Can you transcribe the data exactly? Leave the pictures out.

EXERCISE INPUT =>
◆ ◆ ◆ ◆

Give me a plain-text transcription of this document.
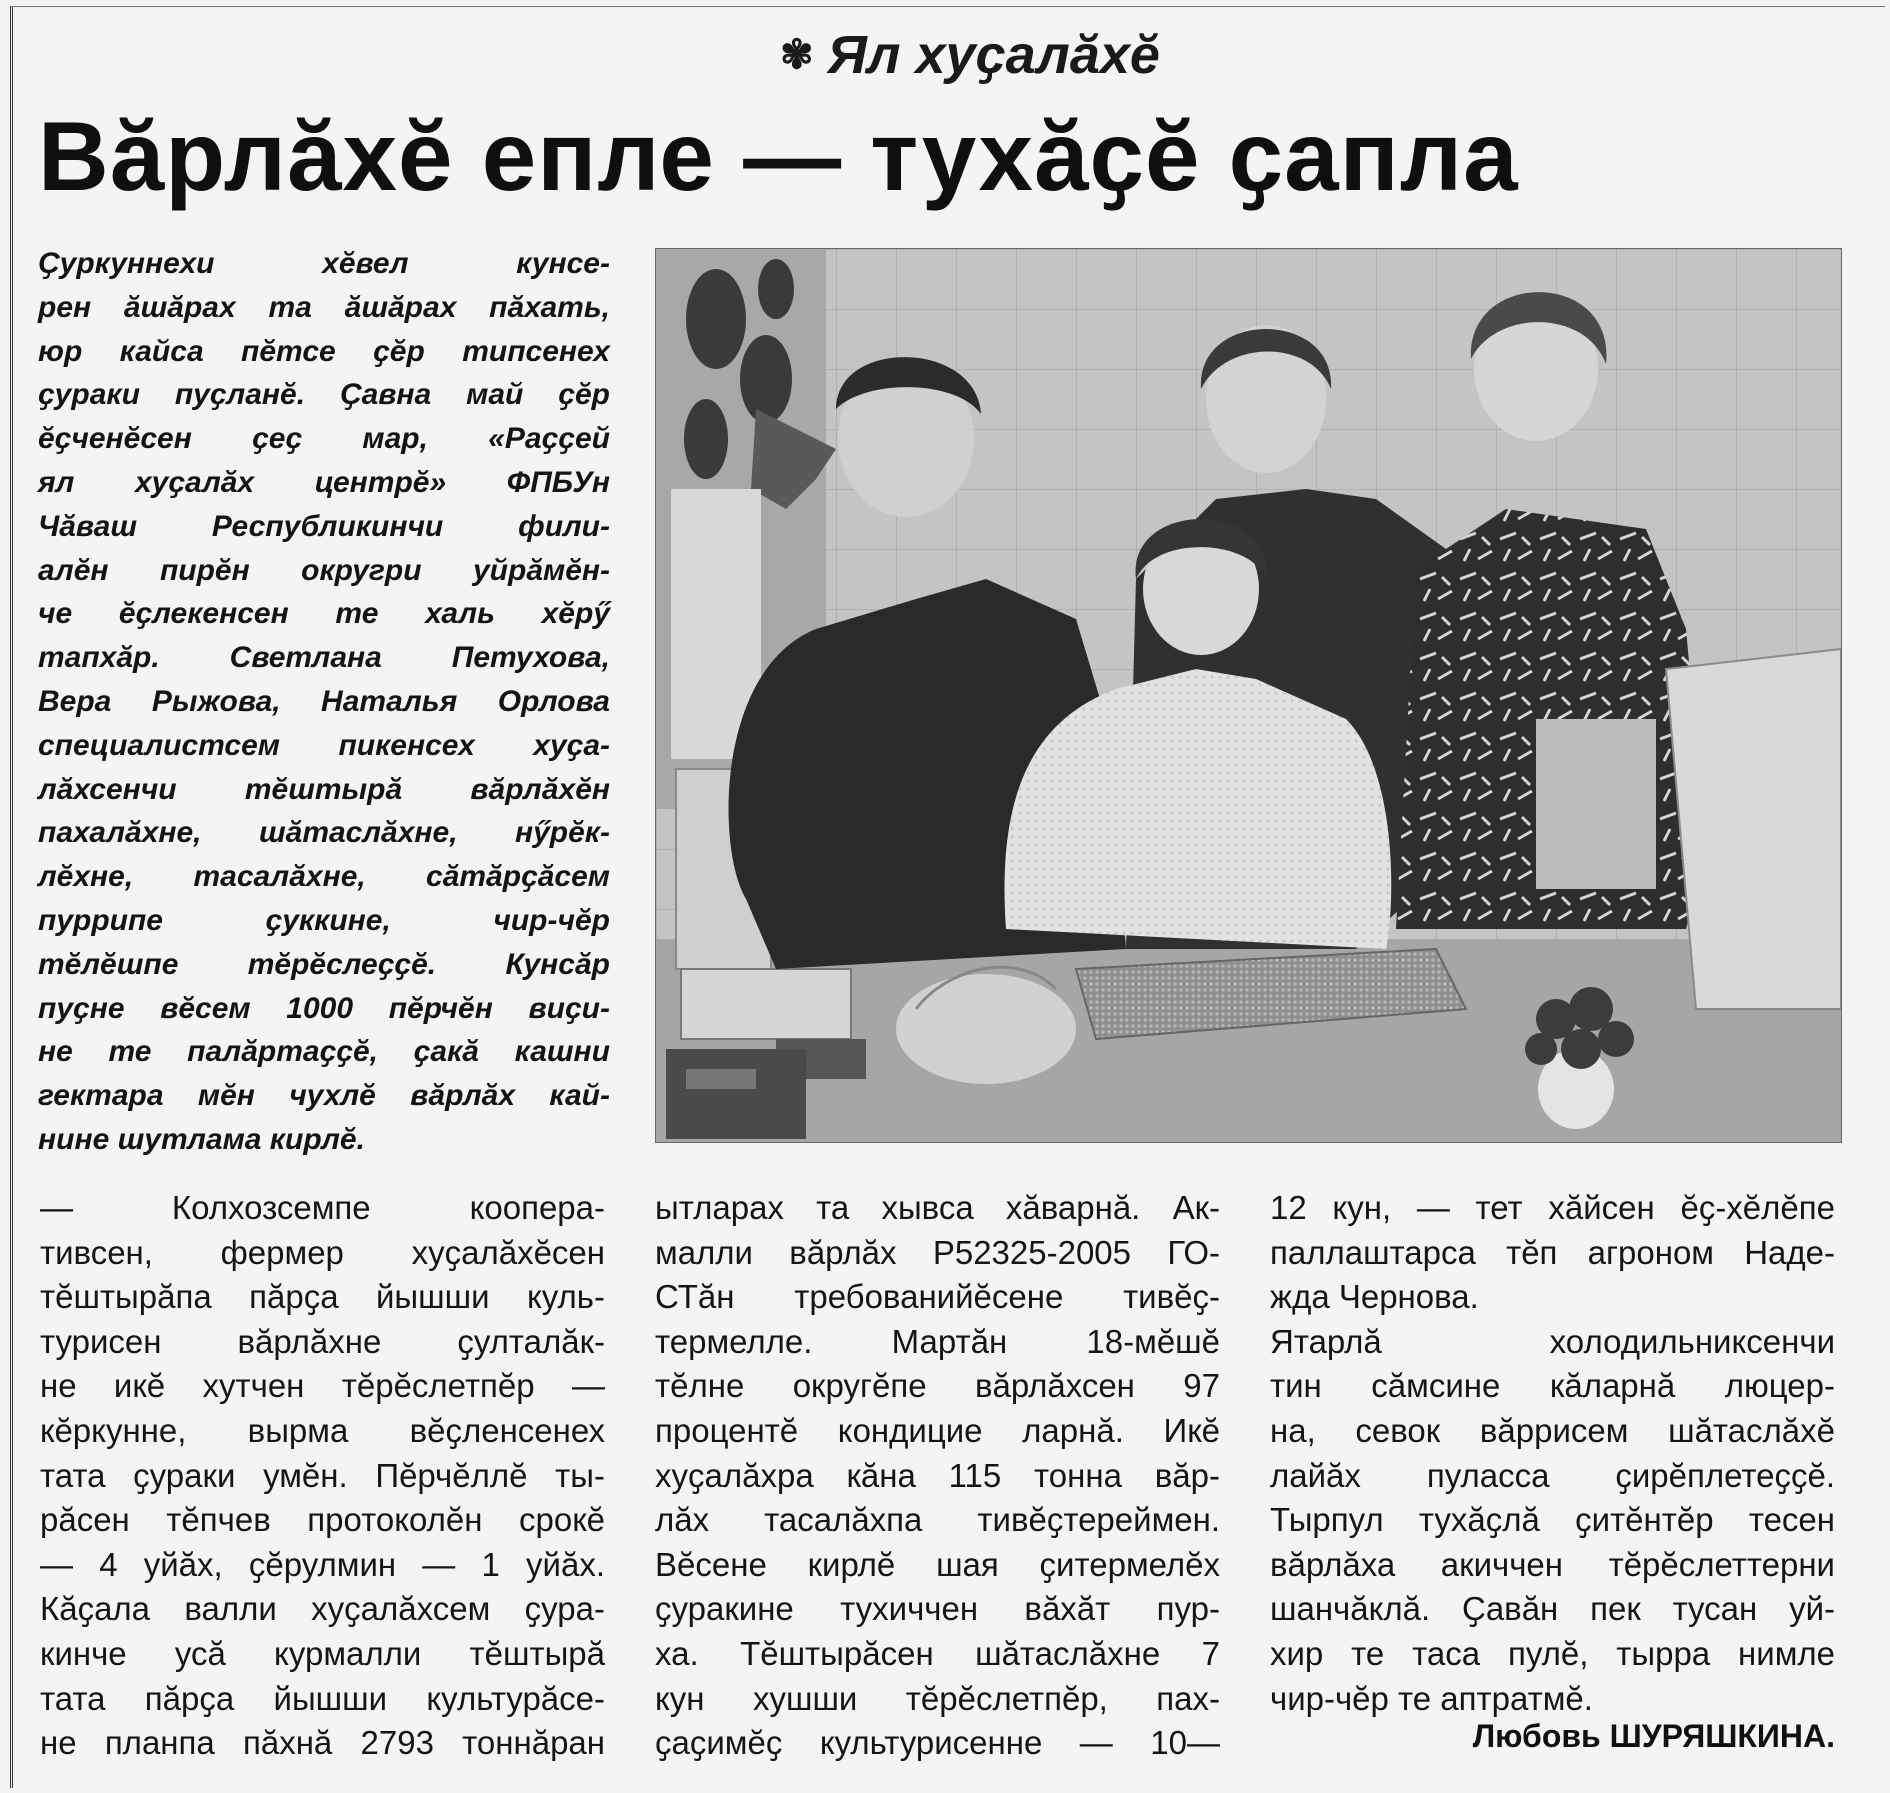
✾ Ял хуҫалӑхӗ
Вӑрлӑхӗ епле — тухӑҫӗ ҫапла

Ҫуркуннехи хӗвел кунсе-
рен ӑшӑрах та ӑшӑрах пӑхать,
юр кайса пӗтсе ҫӗр типсенех
ҫураки пуҫланӗ. Ҫавна май ҫӗр
ӗҫченӗсен ҫеҫ мар, «Раҫҫей
ял хуҫалӑх центрӗ» ФПБУн
Чӑваш Республикинчи фили-
алӗн пирӗн округри уйрӑмӗн-
че ӗҫлекенсен те халь хӗрӳ
тапхӑр. Светлана Петухова,
Вера Рыжова, Наталья Орлова
специалистсем пикенсех хуҫа-
лӑхсенчи тӗштырӑ вӑрлӑхӗн
пахалӑхне, шӑтаслӑхне, нӳрӗк-
лӗхне, тасалӑхне, сӑтӑрҫӑсем
пуррипе ҫуккине, чир-чӗр
тӗлӗшпе тӗрӗслеҫҫӗ. Кунсӑр
пуҫне вӗсем 1000 пӗрчӗн виҫи-
не те палӑртаҫҫӗ, ҫакӑ кашни
гектара мӗн чухлӗ вӑрлӑх кай-
нине шутлама кирлӗ.

— Колхозсемпе коопера-
тивсен, фермер хуҫалӑхӗсен
тӗштырӑпа пӑрҫа йышши куль-
турисен вӑрлӑхне ҫулталӑк-
не икӗ хутчен тӗрӗслетпӗр —
кӗркунне, вырма вӗҫленсенех
тата ҫураки умӗн. Пӗрчӗллӗ ты-
рӑсен тӗпчев протоколӗн срокӗ
— 4 уйӑх, ҫӗрулмин — 1 уйӑх.
Кӑҫала валли хуҫалӑхсем ҫура-
кинче усӑ курмалли тӗштырӑ
тата пӑрҫа йышши культурӑсе-
не планпа пӑхнӑ 2793 тоннӑран
ытларах та хывса хӑварнӑ. Ак-
малли вӑрлӑх Р52325-2005 ГО-
СТӑн требованийӗсене тивӗҫ-
термелле. Мартӑн 18-мӗшӗ
тӗлне округӗпе вӑрлӑхсен 97
процентӗ кондицие ларнӑ. Икӗ
хуҫалӑхра кӑна 115 тонна вӑр-
лӑх тасалӑхпа тивӗҫтереймен.
Вӗсене кирлӗ шая ҫитермелӗх
ҫуракине тухиччен вӑхӑт пур-
ха. Тӗштырӑсен шӑтаслӑхне 7
кун хушши тӗрӗслетпӗр, пах-
ҫаҫимӗҫ культурисенне — 10—
12 кун, — тет хӑйсен ӗҫ-хӗлӗпе
паллаштарса тӗп агроном Наде-
жда Чернова.
Ятарлӑ холодильниксенчи
тин сӑмсине кӑларнӑ люцер-
на, севок вӑррисем шӑтаслӑхӗ
лайӑх пуласса ҫирӗплетеҫҫӗ.
Тырпул тухӑҫлӑ ҫитӗнтӗр тесен
вӑрлӑха акиччен тӗрӗслеттерни
шанчӑклӑ. Ҫавӑн пек тусан уй-
хир те таса пулӗ, тырра нимле
чир-чӗр те аптратмӗ.
Любовь ШУРЯШКИНА.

◆ ◆ ◆ ◆

RESULT BELOW =>
Give me a plain-text transcription of this document.
✾ Ял хуҫалӑхӗ
Вӑрлӑхӗ епле — тухӑҫӗ ҫапла

Ҫуркуннехи хӗвел кунсе-
рен ӑшӑрах та ӑшӑрах пӑхать,
юр кайса пӗтсе ҫӗр типсенех
ҫураки пуҫланӗ. Ҫавна май ҫӗр
ӗҫченӗсен ҫеҫ мар, «Раҫҫей
ял хуҫалӑх центрӗ» ФПБУн
Чӑваш Республикинчи фили-
алӗн пирӗн округри уйрӑмӗн-
че ӗҫлекенсен те халь хӗрӳ
тапхӑр. Светлана Петухова,
Вера Рыжова, Наталья Орлова
специалистсем пикенсех хуҫа-
лӑхсенчи тӗштырӑ вӑрлӑхӗн
пахалӑхне, шӑтаслӑхне, нӳрӗк-
лӗхне, тасалӑхне, сӑтӑрҫӑсем
пуррипе ҫуккине, чир-чӗр
тӗлӗшпе тӗрӗслеҫҫӗ. Кунсӑр
пуҫне вӗсем 1000 пӗрчӗн виҫи-
не те палӑртаҫҫӗ, ҫакӑ кашни
гектара мӗн чухлӗ вӑрлӑх кай-
нине шутлама кирлӗ.

— Колхозсемпе коопера-
тивсен, фермер хуҫалӑхӗсен
тӗштырӑпа пӑрҫа йышши куль-
турисен вӑрлӑхне ҫулталӑк-
не икӗ хутчен тӗрӗслетпӗр —
кӗркунне, вырма вӗҫленсенех
тата ҫураки умӗн. Пӗрчӗллӗ ты-
рӑсен тӗпчев протоколӗн срокӗ
— 4 уйӑх, ҫӗрулмин — 1 уйӑх.
Кӑҫала валли хуҫалӑхсем ҫура-
кинче усӑ курмалли тӗштырӑ
тата пӑрҫа йышши культурӑсе-
не планпа пӑхнӑ 2793 тоннӑран
ытларах та хывса хӑварнӑ. Ак-
малли вӑрлӑх Р52325-2005 ГО-
СТӑн требованийӗсене тивӗҫ-
термелле. Мартӑн 18-мӗшӗ
тӗлне округӗпе вӑрлӑхсен 97
процентӗ кондицие ларнӑ. Икӗ
хуҫалӑхра кӑна 115 тонна вӑр-
лӑх тасалӑхпа тивӗҫтереймен.
Вӗсене кирлӗ шая ҫитермелӗх
ҫуракине тухиччен вӑхӑт пур-
ха. Тӗштырӑсен шӑтаслӑхне 7
кун хушши тӗрӗслетпӗр, пах-
ҫаҫимӗҫ культурисенне — 10—
12 кун, — тет хӑйсен ӗҫ-хӗлӗпе
паллаштарса тӗп агроном Наде-
жда Чернова.
Ятарлӑ холодильниксенчи
тин сӑмсине кӑларнӑ люцер-
на, севок вӑррисем шӑтаслӑхӗ
лайӑх пуласса ҫирӗплетеҫҫӗ.
Тырпул тухӑҫлӑ ҫитӗнтӗр тесен
вӑрлӑха акиччен тӗрӗслеттерни
шанчӑклӑ. Ҫавӑн пек тусан уй-
хир те таса пулӗ, тырра нимле
чир-чӗр те аптратмӗ.
Любовь ШУРЯШКИНА.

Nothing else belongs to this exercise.